:: What to work on ::
Count every line of the listing where the string "JSON" occurs, and reply with the count alone.

:: Data ::
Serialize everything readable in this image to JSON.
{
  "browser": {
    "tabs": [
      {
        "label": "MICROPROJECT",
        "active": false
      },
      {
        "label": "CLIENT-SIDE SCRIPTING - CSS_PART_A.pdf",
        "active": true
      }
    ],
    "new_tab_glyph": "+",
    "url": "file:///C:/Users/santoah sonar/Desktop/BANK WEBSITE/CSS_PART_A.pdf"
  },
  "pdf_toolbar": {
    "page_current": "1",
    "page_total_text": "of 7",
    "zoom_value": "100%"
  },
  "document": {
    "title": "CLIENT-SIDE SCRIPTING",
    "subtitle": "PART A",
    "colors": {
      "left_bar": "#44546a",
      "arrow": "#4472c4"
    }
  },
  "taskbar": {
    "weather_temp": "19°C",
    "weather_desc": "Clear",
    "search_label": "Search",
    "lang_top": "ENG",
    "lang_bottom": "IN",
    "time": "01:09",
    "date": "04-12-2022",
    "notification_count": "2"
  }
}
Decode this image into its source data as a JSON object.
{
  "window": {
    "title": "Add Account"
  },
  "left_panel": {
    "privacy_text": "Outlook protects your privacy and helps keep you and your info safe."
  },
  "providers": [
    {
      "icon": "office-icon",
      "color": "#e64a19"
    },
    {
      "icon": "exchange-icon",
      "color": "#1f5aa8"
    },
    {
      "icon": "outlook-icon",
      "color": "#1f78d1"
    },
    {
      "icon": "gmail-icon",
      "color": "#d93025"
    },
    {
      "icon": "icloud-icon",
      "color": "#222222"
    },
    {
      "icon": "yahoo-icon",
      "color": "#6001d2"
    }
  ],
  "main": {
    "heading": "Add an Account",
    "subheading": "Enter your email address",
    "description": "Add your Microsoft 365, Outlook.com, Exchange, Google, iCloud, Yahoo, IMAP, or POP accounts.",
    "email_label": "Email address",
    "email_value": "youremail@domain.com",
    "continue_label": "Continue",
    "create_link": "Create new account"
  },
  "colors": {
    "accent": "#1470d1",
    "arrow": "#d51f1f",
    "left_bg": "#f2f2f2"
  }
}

:: Solution below ::
2